Instructions to follow: Please recast the records as a numbered list, starting at their first line and ending at the line that contains "legend-label: 2006 (298, 164, 344, 180)", with both of those lines included and any blank lines left out.

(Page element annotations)
+++
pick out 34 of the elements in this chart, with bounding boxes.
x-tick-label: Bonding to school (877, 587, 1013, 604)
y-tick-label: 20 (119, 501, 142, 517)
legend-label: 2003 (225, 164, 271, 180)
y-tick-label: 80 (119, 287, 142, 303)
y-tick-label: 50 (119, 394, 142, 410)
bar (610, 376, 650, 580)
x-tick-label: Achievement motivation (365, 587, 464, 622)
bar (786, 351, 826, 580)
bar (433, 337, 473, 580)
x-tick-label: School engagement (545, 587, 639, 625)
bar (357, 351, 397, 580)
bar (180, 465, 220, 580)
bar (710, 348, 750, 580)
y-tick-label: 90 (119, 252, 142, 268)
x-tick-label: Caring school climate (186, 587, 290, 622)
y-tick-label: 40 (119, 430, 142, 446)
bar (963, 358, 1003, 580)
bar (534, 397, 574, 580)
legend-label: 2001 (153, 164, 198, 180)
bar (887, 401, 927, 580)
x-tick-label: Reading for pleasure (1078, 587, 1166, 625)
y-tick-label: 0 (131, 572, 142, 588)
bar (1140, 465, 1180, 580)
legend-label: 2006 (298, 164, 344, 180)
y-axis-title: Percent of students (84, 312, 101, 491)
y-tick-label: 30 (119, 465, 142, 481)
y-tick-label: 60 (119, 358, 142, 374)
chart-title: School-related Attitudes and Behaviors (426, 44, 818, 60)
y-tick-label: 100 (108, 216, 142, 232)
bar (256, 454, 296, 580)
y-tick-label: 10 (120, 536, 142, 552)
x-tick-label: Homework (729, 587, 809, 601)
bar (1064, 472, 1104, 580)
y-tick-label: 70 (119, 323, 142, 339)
+++
Answer:
1. pick out 34 of the elements in this chart, with bounding boxes.
2. x-tick-label: Bonding to school (877, 587, 1013, 604)
3. y-tick-label: 20 (119, 501, 142, 517)
4. legend-label: 2003 (225, 164, 271, 180)
5. y-tick-label: 80 (119, 287, 142, 303)
6. y-tick-label: 50 (119, 394, 142, 410)
7. bar (610, 376, 650, 580)
8. x-tick-label: Achievement motivation (365, 587, 464, 622)
9. bar (786, 351, 826, 580)
10. bar (433, 337, 473, 580)
11. x-tick-label: School engagement (545, 587, 639, 625)
12. bar (357, 351, 397, 580)
13. bar (180, 465, 220, 580)
14. bar (710, 348, 750, 580)
15. y-tick-label: 90 (119, 252, 142, 268)
16. x-tick-label: Caring school climate (186, 587, 290, 622)
17. y-tick-label: 40 (119, 430, 142, 446)
18. bar (963, 358, 1003, 580)
19. bar (534, 397, 574, 580)
20. legend-label: 2001 (153, 164, 198, 180)
21. bar (887, 401, 927, 580)
22. x-tick-label: Reading for pleasure (1078, 587, 1166, 625)
23. y-tick-label: 0 (131, 572, 142, 588)
24. bar (1140, 465, 1180, 580)
25. legend-label: 2006 (298, 164, 344, 180)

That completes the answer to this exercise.